■ Given problem ■
Transcribe each line of the records below exactly, excluding any embedded images.

■ Rows from a figure dataset ■
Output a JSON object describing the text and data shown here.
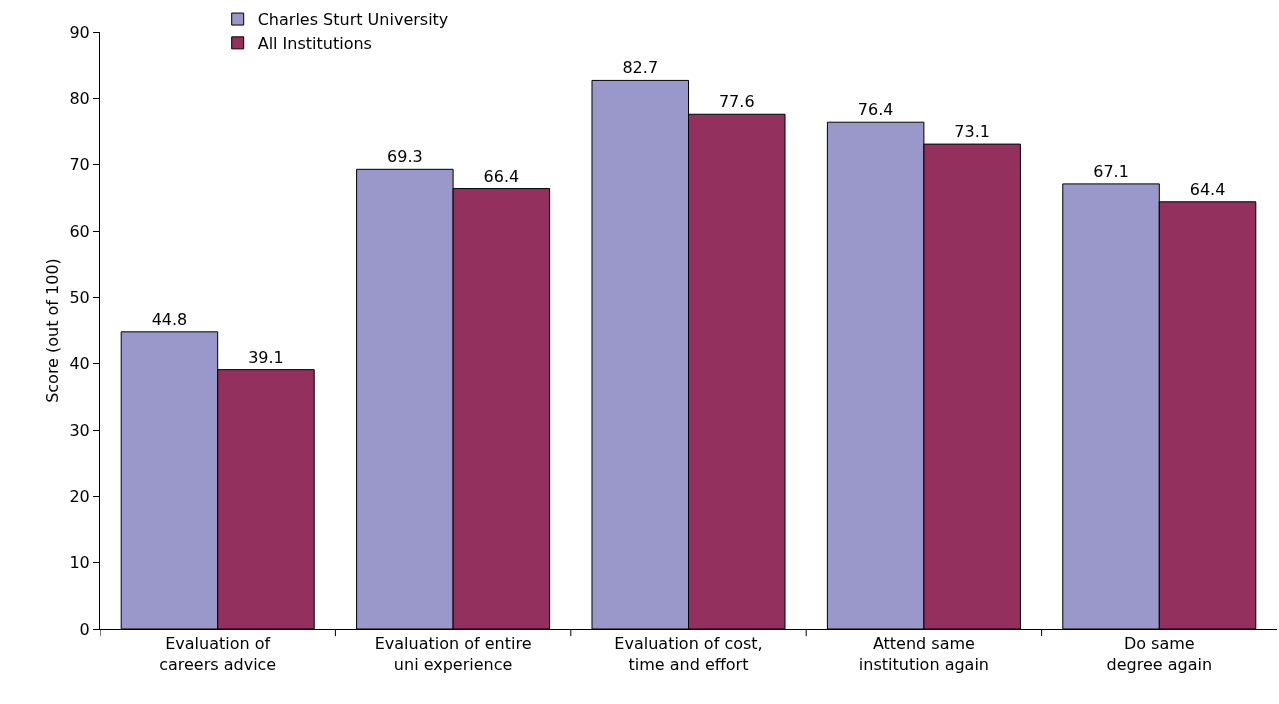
{
  "chart_data": {
    "type": "bar",
    "ylabel": "Score (out of 100)",
    "categories": [
      "Evaluation of careers advice",
      "Evaluation of entire uni experience",
      "Evaluation of cost, time and effort",
      "Attend same institution again",
      "Do same degree again"
    ],
    "series": [
      {
        "name": "Charles Sturt University",
        "color": "#9a97cb",
        "values": [
          44.8,
          69.3,
          82.7,
          76.4,
          67.1
        ]
      },
      {
        "name": "All Institutions",
        "color": "#94305d",
        "values": [
          39.1,
          66.4,
          77.6,
          73.1,
          64.4
        ]
      }
    ],
    "ylim": [
      0,
      90
    ],
    "yticks": [
      0,
      10,
      20,
      30,
      40,
      50,
      60,
      70,
      80,
      90
    ],
    "grid": false,
    "legend": "top left",
    "data_labels": true
  }
}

■ Exercise result ■
Output a JSON object describing the text and data shown here.
{
  "chart_data": {
    "type": "bar",
    "ylabel": "Score (out of 100)",
    "categories": [
      "Evaluation of careers advice",
      "Evaluation of entire uni experience",
      "Evaluation of cost, time and effort",
      "Attend same institution again",
      "Do same degree again"
    ],
    "series": [
      {
        "name": "Charles Sturt University",
        "color": "#9a97cb",
        "values": [
          44.8,
          69.3,
          82.7,
          76.4,
          67.1
        ]
      },
      {
        "name": "All Institutions",
        "color": "#94305d",
        "values": [
          39.1,
          66.4,
          77.6,
          73.1,
          64.4
        ]
      }
    ],
    "ylim": [
      0,
      90
    ],
    "yticks": [
      0,
      10,
      20,
      30,
      40,
      50,
      60,
      70,
      80,
      90
    ],
    "grid": false,
    "legend": "top left",
    "data_labels": true
  }
}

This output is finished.